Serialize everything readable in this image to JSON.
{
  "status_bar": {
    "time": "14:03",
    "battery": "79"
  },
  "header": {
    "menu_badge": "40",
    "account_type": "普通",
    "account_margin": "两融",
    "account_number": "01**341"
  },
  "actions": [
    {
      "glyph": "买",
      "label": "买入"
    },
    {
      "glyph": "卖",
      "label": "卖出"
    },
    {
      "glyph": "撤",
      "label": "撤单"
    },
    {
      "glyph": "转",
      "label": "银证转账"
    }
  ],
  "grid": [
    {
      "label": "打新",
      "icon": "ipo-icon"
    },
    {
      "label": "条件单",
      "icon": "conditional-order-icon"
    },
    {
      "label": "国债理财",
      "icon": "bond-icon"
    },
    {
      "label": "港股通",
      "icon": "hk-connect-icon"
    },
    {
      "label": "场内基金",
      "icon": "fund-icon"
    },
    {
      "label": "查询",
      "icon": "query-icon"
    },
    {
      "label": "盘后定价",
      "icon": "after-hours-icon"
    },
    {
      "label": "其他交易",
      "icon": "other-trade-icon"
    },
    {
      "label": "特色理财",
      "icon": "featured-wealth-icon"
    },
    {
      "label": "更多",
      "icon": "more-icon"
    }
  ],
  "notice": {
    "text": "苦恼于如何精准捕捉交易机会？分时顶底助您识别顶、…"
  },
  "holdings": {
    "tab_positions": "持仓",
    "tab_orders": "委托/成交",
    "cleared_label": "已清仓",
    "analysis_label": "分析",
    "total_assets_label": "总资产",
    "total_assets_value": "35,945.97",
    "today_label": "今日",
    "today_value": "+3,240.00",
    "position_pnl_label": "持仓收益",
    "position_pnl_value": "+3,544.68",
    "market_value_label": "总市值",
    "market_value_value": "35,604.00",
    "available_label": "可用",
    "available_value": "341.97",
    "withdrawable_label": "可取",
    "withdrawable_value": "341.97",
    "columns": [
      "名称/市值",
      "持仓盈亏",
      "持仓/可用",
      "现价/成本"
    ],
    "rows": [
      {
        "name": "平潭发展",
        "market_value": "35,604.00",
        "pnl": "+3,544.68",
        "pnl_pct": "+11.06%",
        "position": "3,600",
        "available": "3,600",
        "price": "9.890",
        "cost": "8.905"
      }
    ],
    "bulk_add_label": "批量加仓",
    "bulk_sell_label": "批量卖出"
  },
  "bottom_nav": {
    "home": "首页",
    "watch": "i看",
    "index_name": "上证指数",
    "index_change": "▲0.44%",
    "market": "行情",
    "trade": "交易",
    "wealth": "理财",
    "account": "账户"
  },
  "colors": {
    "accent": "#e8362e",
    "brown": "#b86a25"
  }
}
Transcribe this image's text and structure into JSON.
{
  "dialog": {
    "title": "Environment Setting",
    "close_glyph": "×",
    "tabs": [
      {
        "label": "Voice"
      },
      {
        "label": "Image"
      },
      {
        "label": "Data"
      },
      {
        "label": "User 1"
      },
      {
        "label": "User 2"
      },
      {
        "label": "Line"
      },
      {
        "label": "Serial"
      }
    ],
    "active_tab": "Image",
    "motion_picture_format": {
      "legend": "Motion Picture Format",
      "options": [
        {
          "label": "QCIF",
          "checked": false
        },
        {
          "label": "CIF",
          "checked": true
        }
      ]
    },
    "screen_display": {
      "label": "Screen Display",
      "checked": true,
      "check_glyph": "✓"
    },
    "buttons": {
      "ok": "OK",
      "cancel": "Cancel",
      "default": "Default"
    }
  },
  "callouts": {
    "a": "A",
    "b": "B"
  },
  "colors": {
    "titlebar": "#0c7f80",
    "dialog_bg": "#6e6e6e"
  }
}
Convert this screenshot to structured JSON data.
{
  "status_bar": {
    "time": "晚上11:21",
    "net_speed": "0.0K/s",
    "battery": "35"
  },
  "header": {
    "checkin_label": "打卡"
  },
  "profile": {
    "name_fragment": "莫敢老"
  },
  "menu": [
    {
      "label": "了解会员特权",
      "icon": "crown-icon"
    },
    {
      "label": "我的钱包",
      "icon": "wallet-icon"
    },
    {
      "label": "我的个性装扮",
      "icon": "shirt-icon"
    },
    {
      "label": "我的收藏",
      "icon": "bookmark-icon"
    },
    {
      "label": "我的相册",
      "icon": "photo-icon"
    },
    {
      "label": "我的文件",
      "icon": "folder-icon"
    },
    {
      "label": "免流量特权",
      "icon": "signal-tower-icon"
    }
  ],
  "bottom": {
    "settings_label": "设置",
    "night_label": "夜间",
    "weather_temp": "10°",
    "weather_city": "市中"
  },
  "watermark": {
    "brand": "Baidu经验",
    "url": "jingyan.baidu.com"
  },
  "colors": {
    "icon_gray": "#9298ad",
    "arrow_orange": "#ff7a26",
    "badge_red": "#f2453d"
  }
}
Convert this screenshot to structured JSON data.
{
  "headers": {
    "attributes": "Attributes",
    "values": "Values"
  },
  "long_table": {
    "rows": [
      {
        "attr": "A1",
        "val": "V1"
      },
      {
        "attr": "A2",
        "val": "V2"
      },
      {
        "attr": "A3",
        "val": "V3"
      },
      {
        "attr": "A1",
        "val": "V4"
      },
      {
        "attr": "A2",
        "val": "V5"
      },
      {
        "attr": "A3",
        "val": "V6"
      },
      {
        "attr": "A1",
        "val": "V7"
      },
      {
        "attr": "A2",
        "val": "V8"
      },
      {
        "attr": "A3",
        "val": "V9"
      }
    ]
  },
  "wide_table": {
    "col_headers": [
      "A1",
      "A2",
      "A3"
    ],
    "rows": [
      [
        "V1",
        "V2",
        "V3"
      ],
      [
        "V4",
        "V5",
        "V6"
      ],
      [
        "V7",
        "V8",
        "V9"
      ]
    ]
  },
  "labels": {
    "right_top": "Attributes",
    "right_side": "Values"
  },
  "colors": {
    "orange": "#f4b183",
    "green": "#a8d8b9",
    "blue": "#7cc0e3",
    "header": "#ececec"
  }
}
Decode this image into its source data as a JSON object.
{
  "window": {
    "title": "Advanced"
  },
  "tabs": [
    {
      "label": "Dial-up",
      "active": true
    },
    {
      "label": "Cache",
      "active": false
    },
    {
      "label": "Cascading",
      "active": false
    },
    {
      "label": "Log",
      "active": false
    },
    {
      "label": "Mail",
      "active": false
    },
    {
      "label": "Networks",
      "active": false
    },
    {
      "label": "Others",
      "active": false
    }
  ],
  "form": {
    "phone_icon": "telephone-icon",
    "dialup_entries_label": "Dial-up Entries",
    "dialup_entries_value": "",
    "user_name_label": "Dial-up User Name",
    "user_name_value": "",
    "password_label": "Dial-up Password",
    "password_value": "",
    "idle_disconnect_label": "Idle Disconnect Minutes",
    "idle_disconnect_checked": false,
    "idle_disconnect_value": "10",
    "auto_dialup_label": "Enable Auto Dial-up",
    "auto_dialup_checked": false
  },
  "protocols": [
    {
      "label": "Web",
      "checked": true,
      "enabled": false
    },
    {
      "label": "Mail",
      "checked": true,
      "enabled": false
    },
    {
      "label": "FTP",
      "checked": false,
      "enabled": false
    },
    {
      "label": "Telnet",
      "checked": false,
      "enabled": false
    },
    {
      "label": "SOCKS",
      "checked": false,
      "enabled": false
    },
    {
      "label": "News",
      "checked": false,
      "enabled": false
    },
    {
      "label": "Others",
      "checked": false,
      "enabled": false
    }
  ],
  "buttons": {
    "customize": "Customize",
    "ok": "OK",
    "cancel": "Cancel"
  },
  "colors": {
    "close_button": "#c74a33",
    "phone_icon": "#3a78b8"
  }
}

» **DIRECTIONS FOR THIS TASK**
Each record above should be output again exactly.

» **ANSWER TO THE EXERCISE**
Serialize everything readable in this image to JSON.
{
  "status_bar": {
    "time": "14:03",
    "battery": "79"
  },
  "header": {
    "menu_badge": "40",
    "account_type": "普通",
    "account_margin": "两融",
    "account_number": "01**341"
  },
  "actions": [
    {
      "glyph": "买",
      "label": "买入"
    },
    {
      "glyph": "卖",
      "label": "卖出"
    },
    {
      "glyph": "撤",
      "label": "撤单"
    },
    {
      "glyph": "转",
      "label": "银证转账"
    }
  ],
  "grid": [
    {
      "label": "打新",
      "icon": "ipo-icon"
    },
    {
      "label": "条件单",
      "icon": "conditional-order-icon"
    },
    {
      "label": "国债理财",
      "icon": "bond-icon"
    },
    {
      "label": "港股通",
      "icon": "hk-connect-icon"
    },
    {
      "label": "场内基金",
      "icon": "fund-icon"
    },
    {
      "label": "查询",
      "icon": "query-icon"
    },
    {
      "label": "盘后定价",
      "icon": "after-hours-icon"
    },
    {
      "label": "其他交易",
      "icon": "other-trade-icon"
    },
    {
      "label": "特色理财",
      "icon": "featured-wealth-icon"
    },
    {
      "label": "更多",
      "icon": "more-icon"
    }
  ],
  "notice": {
    "text": "苦恼于如何精准捕捉交易机会？分时顶底助您识别顶、…"
  },
  "holdings": {
    "tab_positions": "持仓",
    "tab_orders": "委托/成交",
    "cleared_label": "已清仓",
    "analysis_label": "分析",
    "total_assets_label": "总资产",
    "total_assets_value": "35,945.97",
    "today_label": "今日",
    "today_value": "+3,240.00",
    "position_pnl_label": "持仓收益",
    "position_pnl_value": "+3,544.68",
    "market_value_label": "总市值",
    "market_value_value": "35,604.00",
    "available_label": "可用",
    "available_value": "341.97",
    "withdrawable_label": "可取",
    "withdrawable_value": "341.97",
    "columns": [
      "名称/市值",
      "持仓盈亏",
      "持仓/可用",
      "现价/成本"
    ],
    "rows": [
      {
        "name": "平潭发展",
        "market_value": "35,604.00",
        "pnl": "+3,544.68",
        "pnl_pct": "+11.06%",
        "position": "3,600",
        "available": "3,600",
        "price": "9.890",
        "cost": "8.905"
      }
    ],
    "bulk_add_label": "批量加仓",
    "bulk_sell_label": "批量卖出"
  },
  "bottom_nav": {
    "home": "首页",
    "watch": "i看",
    "index_name": "上证指数",
    "index_change": "▲0.44%",
    "market": "行情",
    "trade": "交易",
    "wealth": "理财",
    "account": "账户"
  },
  "colors": {
    "accent": "#e8362e",
    "brown": "#b86a25"
  }
}
Transcribe this image's text and structure into JSON.
{
  "dialog": {
    "title": "Environment Setting",
    "close_glyph": "×",
    "tabs": [
      {
        "label": "Voice"
      },
      {
        "label": "Image"
      },
      {
        "label": "Data"
      },
      {
        "label": "User 1"
      },
      {
        "label": "User 2"
      },
      {
        "label": "Line"
      },
      {
        "label": "Serial"
      }
    ],
    "active_tab": "Image",
    "motion_picture_format": {
      "legend": "Motion Picture Format",
      "options": [
        {
          "label": "QCIF",
          "checked": false
        },
        {
          "label": "CIF",
          "checked": true
        }
      ]
    },
    "screen_display": {
      "label": "Screen Display",
      "checked": true,
      "check_glyph": "✓"
    },
    "buttons": {
      "ok": "OK",
      "cancel": "Cancel",
      "default": "Default"
    }
  },
  "callouts": {
    "a": "A",
    "b": "B"
  },
  "colors": {
    "titlebar": "#0c7f80",
    "dialog_bg": "#6e6e6e"
  }
}
Convert this screenshot to structured JSON data.
{
  "status_bar": {
    "time": "晚上11:21",
    "net_speed": "0.0K/s",
    "battery": "35"
  },
  "header": {
    "checkin_label": "打卡"
  },
  "profile": {
    "name_fragment": "莫敢老"
  },
  "menu": [
    {
      "label": "了解会员特权",
      "icon": "crown-icon"
    },
    {
      "label": "我的钱包",
      "icon": "wallet-icon"
    },
    {
      "label": "我的个性装扮",
      "icon": "shirt-icon"
    },
    {
      "label": "我的收藏",
      "icon": "bookmark-icon"
    },
    {
      "label": "我的相册",
      "icon": "photo-icon"
    },
    {
      "label": "我的文件",
      "icon": "folder-icon"
    },
    {
      "label": "免流量特权",
      "icon": "signal-tower-icon"
    }
  ],
  "bottom": {
    "settings_label": "设置",
    "night_label": "夜间",
    "weather_temp": "10°",
    "weather_city": "市中"
  },
  "watermark": {
    "brand": "Baidu经验",
    "url": "jingyan.baidu.com"
  },
  "colors": {
    "icon_gray": "#9298ad",
    "arrow_orange": "#ff7a26",
    "badge_red": "#f2453d"
  }
}
Convert this screenshot to structured JSON data.
{
  "headers": {
    "attributes": "Attributes",
    "values": "Values"
  },
  "long_table": {
    "rows": [
      {
        "attr": "A1",
        "val": "V1"
      },
      {
        "attr": "A2",
        "val": "V2"
      },
      {
        "attr": "A3",
        "val": "V3"
      },
      {
        "attr": "A1",
        "val": "V4"
      },
      {
        "attr": "A2",
        "val": "V5"
      },
      {
        "attr": "A3",
        "val": "V6"
      },
      {
        "attr": "A1",
        "val": "V7"
      },
      {
        "attr": "A2",
        "val": "V8"
      },
      {
        "attr": "A3",
        "val": "V9"
      }
    ]
  },
  "wide_table": {
    "col_headers": [
      "A1",
      "A2",
      "A3"
    ],
    "rows": [
      [
        "V1",
        "V2",
        "V3"
      ],
      [
        "V4",
        "V5",
        "V6"
      ],
      [
        "V7",
        "V8",
        "V9"
      ]
    ]
  },
  "labels": {
    "right_top": "Attributes",
    "right_side": "Values"
  },
  "colors": {
    "orange": "#f4b183",
    "green": "#a8d8b9",
    "blue": "#7cc0e3",
    "header": "#ececec"
  }
}
Decode this image into its source data as a JSON object.
{
  "window": {
    "title": "Advanced"
  },
  "tabs": [
    {
      "label": "Dial-up",
      "active": true
    },
    {
      "label": "Cache",
      "active": false
    },
    {
      "label": "Cascading",
      "active": false
    },
    {
      "label": "Log",
      "active": false
    },
    {
      "label": "Mail",
      "active": false
    },
    {
      "label": "Networks",
      "active": false
    },
    {
      "label": "Others",
      "active": false
    }
  ],
  "form": {
    "phone_icon": "telephone-icon",
    "dialup_entries_label": "Dial-up Entries",
    "dialup_entries_value": "",
    "user_name_label": "Dial-up User Name",
    "user_name_value": "",
    "password_label": "Dial-up Password",
    "password_value": "",
    "idle_disconnect_label": "Idle Disconnect Minutes",
    "idle_disconnect_checked": false,
    "idle_disconnect_value": "10",
    "auto_dialup_label": "Enable Auto Dial-up",
    "auto_dialup_checked": false
  },
  "protocols": [
    {
      "label": "Web",
      "checked": true,
      "enabled": false
    },
    {
      "label": "Mail",
      "checked": true,
      "enabled": false
    },
    {
      "label": "FTP",
      "checked": false,
      "enabled": false
    },
    {
      "label": "Telnet",
      "checked": false,
      "enabled": false
    },
    {
      "label": "SOCKS",
      "checked": false,
      "enabled": false
    },
    {
      "label": "News",
      "checked": false,
      "enabled": false
    },
    {
      "label": "Others",
      "checked": false,
      "enabled": false
    }
  ],
  "buttons": {
    "customize": "Customize",
    "ok": "OK",
    "cancel": "Cancel"
  },
  "colors": {
    "close_button": "#c74a33",
    "phone_icon": "#3a78b8"
  }
}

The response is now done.